Some records:
* * * * *
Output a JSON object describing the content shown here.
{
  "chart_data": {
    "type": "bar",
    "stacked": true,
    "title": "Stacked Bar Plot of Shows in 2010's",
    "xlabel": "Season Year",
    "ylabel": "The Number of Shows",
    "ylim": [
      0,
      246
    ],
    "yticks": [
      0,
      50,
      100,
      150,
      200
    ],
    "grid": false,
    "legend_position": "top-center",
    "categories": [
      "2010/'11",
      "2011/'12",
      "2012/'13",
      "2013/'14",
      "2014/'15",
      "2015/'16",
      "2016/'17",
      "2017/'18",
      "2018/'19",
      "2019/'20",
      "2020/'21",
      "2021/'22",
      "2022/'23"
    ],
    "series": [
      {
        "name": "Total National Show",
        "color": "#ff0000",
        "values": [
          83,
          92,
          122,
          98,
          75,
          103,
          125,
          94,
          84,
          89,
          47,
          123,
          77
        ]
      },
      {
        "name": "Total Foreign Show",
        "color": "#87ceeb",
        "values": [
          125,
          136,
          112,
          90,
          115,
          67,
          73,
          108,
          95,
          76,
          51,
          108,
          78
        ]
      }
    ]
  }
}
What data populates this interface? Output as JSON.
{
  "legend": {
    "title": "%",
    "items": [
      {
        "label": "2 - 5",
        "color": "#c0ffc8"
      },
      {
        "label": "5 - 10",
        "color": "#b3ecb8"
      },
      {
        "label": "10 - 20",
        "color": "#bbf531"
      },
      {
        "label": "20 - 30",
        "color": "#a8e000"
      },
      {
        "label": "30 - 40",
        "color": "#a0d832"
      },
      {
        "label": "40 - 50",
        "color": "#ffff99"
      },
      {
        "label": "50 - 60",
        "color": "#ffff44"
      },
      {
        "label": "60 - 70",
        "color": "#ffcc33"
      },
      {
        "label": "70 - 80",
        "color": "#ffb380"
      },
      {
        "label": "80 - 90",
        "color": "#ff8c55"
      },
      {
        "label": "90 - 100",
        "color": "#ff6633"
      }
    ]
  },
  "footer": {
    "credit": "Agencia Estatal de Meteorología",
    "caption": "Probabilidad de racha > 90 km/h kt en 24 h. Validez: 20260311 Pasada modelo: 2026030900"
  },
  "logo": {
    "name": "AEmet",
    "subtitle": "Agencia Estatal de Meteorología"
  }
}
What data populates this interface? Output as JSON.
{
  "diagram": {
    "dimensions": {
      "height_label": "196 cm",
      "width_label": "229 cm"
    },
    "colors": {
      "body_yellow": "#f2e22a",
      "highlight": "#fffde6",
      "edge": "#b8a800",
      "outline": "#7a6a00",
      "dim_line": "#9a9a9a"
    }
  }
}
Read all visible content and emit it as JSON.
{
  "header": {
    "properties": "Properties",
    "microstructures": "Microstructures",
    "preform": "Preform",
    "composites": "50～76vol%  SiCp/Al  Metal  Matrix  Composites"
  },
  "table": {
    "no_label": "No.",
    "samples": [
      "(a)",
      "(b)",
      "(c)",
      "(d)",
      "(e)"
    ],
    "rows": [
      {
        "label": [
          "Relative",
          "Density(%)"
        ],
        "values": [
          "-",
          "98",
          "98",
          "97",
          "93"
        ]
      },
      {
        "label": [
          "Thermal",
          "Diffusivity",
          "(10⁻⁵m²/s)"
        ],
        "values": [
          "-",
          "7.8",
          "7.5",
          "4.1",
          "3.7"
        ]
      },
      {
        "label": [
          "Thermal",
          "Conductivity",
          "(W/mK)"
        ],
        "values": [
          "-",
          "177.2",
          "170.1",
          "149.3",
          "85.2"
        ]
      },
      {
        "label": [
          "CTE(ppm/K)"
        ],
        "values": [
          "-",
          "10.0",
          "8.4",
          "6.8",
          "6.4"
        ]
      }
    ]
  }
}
* * * * *
TASK STATEMENT: Copy each record from above without leaving any out.

THE SOLUTION:
Output a JSON object describing the content shown here.
{
  "chart_data": {
    "type": "bar",
    "stacked": true,
    "title": "Stacked Bar Plot of Shows in 2010's",
    "xlabel": "Season Year",
    "ylabel": "The Number of Shows",
    "ylim": [
      0,
      246
    ],
    "yticks": [
      0,
      50,
      100,
      150,
      200
    ],
    "grid": false,
    "legend_position": "top-center",
    "categories": [
      "2010/'11",
      "2011/'12",
      "2012/'13",
      "2013/'14",
      "2014/'15",
      "2015/'16",
      "2016/'17",
      "2017/'18",
      "2018/'19",
      "2019/'20",
      "2020/'21",
      "2021/'22",
      "2022/'23"
    ],
    "series": [
      {
        "name": "Total National Show",
        "color": "#ff0000",
        "values": [
          83,
          92,
          122,
          98,
          75,
          103,
          125,
          94,
          84,
          89,
          47,
          123,
          77
        ]
      },
      {
        "name": "Total Foreign Show",
        "color": "#87ceeb",
        "values": [
          125,
          136,
          112,
          90,
          115,
          67,
          73,
          108,
          95,
          76,
          51,
          108,
          78
        ]
      }
    ]
  }
}
What data populates this interface? Output as JSON.
{
  "legend": {
    "title": "%",
    "items": [
      {
        "label": "2 - 5",
        "color": "#c0ffc8"
      },
      {
        "label": "5 - 10",
        "color": "#b3ecb8"
      },
      {
        "label": "10 - 20",
        "color": "#bbf531"
      },
      {
        "label": "20 - 30",
        "color": "#a8e000"
      },
      {
        "label": "30 - 40",
        "color": "#a0d832"
      },
      {
        "label": "40 - 50",
        "color": "#ffff99"
      },
      {
        "label": "50 - 60",
        "color": "#ffff44"
      },
      {
        "label": "60 - 70",
        "color": "#ffcc33"
      },
      {
        "label": "70 - 80",
        "color": "#ffb380"
      },
      {
        "label": "80 - 90",
        "color": "#ff8c55"
      },
      {
        "label": "90 - 100",
        "color": "#ff6633"
      }
    ]
  },
  "footer": {
    "credit": "Agencia Estatal de Meteorología",
    "caption": "Probabilidad de racha > 90 km/h kt en 24 h. Validez: 20260311 Pasada modelo: 2026030900"
  },
  "logo": {
    "name": "AEmet",
    "subtitle": "Agencia Estatal de Meteorología"
  }
}
What data populates this interface? Output as JSON.
{
  "diagram": {
    "dimensions": {
      "height_label": "196 cm",
      "width_label": "229 cm"
    },
    "colors": {
      "body_yellow": "#f2e22a",
      "highlight": "#fffde6",
      "edge": "#b8a800",
      "outline": "#7a6a00",
      "dim_line": "#9a9a9a"
    }
  }
}
Read all visible content and emit it as JSON.
{
  "header": {
    "properties": "Properties",
    "microstructures": "Microstructures",
    "preform": "Preform",
    "composites": "50～76vol%  SiCp/Al  Metal  Matrix  Composites"
  },
  "table": {
    "no_label": "No.",
    "samples": [
      "(a)",
      "(b)",
      "(c)",
      "(d)",
      "(e)"
    ],
    "rows": [
      {
        "label": [
          "Relative",
          "Density(%)"
        ],
        "values": [
          "-",
          "98",
          "98",
          "97",
          "93"
        ]
      },
      {
        "label": [
          "Thermal",
          "Diffusivity",
          "(10⁻⁵m²/s)"
        ],
        "values": [
          "-",
          "7.8",
          "7.5",
          "4.1",
          "3.7"
        ]
      },
      {
        "label": [
          "Thermal",
          "Conductivity",
          "(W/mK)"
        ],
        "values": [
          "-",
          "177.2",
          "170.1",
          "149.3",
          "85.2"
        ]
      },
      {
        "label": [
          "CTE(ppm/K)"
        ],
        "values": [
          "-",
          "10.0",
          "8.4",
          "6.8",
          "6.4"
        ]
      }
    ]
  }
}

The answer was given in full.